-- Stored records start --

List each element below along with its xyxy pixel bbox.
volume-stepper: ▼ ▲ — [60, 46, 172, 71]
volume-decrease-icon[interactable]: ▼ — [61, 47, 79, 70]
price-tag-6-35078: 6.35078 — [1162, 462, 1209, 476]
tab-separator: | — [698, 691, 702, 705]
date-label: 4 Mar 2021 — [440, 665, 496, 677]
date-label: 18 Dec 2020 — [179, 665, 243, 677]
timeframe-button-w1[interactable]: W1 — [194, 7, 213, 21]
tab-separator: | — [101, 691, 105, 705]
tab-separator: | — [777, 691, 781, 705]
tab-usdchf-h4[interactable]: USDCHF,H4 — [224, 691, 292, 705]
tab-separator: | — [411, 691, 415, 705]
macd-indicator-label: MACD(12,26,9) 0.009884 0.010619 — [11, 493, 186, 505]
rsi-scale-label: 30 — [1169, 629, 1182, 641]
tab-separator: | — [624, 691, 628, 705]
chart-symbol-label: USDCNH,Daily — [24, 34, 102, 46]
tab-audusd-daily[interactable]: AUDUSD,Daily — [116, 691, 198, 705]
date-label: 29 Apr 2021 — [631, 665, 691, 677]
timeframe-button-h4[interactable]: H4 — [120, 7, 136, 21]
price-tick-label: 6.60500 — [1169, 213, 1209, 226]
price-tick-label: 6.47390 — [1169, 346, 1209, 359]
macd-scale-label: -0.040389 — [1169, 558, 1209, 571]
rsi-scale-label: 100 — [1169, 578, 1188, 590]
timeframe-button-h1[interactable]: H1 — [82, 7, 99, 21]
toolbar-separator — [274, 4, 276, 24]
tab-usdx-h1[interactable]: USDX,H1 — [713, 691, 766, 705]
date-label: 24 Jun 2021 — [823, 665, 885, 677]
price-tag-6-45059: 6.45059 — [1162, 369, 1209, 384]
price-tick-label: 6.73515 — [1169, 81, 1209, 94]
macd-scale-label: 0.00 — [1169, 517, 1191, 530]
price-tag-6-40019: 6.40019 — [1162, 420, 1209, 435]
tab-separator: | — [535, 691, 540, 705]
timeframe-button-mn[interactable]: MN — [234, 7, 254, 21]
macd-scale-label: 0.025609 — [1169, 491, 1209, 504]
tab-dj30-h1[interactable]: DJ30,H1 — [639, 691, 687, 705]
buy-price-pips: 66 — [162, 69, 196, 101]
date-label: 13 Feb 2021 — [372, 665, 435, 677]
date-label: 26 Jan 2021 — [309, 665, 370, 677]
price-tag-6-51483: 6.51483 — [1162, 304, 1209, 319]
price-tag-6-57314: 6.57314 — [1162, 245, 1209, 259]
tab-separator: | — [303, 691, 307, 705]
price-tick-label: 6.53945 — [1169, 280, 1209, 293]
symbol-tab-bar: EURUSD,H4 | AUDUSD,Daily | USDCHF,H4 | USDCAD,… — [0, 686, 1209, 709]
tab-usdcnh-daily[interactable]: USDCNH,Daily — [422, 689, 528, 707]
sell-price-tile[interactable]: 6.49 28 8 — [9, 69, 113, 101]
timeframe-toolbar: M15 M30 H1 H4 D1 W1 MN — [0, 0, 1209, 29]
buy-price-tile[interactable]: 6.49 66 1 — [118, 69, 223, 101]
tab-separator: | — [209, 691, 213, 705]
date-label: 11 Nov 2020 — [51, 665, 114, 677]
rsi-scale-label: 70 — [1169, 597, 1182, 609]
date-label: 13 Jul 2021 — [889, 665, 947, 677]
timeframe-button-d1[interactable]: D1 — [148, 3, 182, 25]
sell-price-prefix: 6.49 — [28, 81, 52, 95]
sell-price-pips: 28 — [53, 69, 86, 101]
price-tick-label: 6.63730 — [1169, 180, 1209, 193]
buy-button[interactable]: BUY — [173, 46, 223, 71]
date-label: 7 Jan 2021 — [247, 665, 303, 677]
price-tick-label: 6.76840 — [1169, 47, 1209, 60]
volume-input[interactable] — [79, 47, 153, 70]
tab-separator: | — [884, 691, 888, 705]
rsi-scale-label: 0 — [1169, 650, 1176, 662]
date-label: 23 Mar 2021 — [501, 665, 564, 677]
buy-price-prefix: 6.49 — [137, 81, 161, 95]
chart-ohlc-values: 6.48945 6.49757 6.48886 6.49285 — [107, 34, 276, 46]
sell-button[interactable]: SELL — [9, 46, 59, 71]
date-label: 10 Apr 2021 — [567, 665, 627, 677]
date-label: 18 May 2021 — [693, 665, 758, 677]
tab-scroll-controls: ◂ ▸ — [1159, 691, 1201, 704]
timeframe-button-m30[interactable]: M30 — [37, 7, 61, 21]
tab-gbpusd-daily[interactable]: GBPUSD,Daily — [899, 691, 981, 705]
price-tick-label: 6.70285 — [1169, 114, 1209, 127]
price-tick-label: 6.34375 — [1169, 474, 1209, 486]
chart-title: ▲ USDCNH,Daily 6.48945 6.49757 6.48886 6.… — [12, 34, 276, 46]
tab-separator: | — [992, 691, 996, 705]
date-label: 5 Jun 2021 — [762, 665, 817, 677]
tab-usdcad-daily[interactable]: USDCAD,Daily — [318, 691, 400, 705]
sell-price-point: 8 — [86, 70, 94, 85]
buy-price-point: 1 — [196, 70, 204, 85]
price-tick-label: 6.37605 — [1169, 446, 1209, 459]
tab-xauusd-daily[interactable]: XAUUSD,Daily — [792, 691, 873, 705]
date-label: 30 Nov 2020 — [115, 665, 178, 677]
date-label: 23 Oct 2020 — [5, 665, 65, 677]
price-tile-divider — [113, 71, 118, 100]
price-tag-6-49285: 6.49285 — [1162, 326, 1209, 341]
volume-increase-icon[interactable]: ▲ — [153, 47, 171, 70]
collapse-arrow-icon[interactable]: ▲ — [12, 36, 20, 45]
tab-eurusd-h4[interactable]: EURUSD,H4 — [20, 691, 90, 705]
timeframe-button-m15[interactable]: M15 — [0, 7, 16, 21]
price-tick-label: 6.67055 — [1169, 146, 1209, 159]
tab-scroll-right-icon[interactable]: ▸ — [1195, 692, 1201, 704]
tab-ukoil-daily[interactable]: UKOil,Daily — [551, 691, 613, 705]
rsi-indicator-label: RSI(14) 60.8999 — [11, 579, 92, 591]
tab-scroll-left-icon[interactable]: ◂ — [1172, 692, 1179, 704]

-- Stored records end --

■ Exercise goal ■
Rewrite the material from its first line through the line with "buy-price-pips: 66 — [162, 69, 196, 101]", changing every "tab-separator" to "tab-divider" and leaving everything else unchanged.

■ In response ■
List each element below along with its xyxy pixel bbox.
volume-stepper: ▼ ▲ — [60, 46, 172, 71]
volume-decrease-icon[interactable]: ▼ — [61, 47, 79, 70]
price-tag-6-35078: 6.35078 — [1162, 462, 1209, 476]
tab-divider: | — [698, 691, 702, 705]
date-label: 4 Mar 2021 — [440, 665, 496, 677]
date-label: 18 Dec 2020 — [179, 665, 243, 677]
timeframe-button-w1[interactable]: W1 — [194, 7, 213, 21]
tab-divider: | — [101, 691, 105, 705]
tab-divider: | — [777, 691, 781, 705]
tab-usdchf-h4[interactable]: USDCHF,H4 — [224, 691, 292, 705]
tab-divider: | — [411, 691, 415, 705]
macd-indicator-label: MACD(12,26,9) 0.009884 0.010619 — [11, 493, 186, 505]
rsi-scale-label: 30 — [1169, 629, 1182, 641]
tab-divider: | — [624, 691, 628, 705]
chart-symbol-label: USDCNH,Daily — [24, 34, 102, 46]
tab-audusd-daily[interactable]: AUDUSD,Daily — [116, 691, 198, 705]
date-label: 29 Apr 2021 — [631, 665, 691, 677]
timeframe-button-h4[interactable]: H4 — [120, 7, 136, 21]
price-tick-label: 6.60500 — [1169, 213, 1209, 226]
price-tick-label: 6.47390 — [1169, 346, 1209, 359]
macd-scale-label: -0.040389 — [1169, 558, 1209, 571]
rsi-scale-label: 100 — [1169, 578, 1188, 590]
timeframe-button-h1[interactable]: H1 — [82, 7, 99, 21]
toolbar-separator — [274, 4, 276, 24]
tab-usdx-h1[interactable]: USDX,H1 — [713, 691, 766, 705]
date-label: 24 Jun 2021 — [823, 665, 885, 677]
price-tag-6-45059: 6.45059 — [1162, 369, 1209, 384]
price-tick-label: 6.73515 — [1169, 81, 1209, 94]
macd-scale-label: 0.00 — [1169, 517, 1191, 530]
price-tag-6-40019: 6.40019 — [1162, 420, 1209, 435]
tab-divider: | — [535, 691, 540, 705]
timeframe-button-mn[interactable]: MN — [234, 7, 254, 21]
macd-scale-label: 0.025609 — [1169, 491, 1209, 504]
tab-dj30-h1[interactable]: DJ30,H1 — [639, 691, 687, 705]
buy-price-pips: 66 — [162, 69, 196, 101]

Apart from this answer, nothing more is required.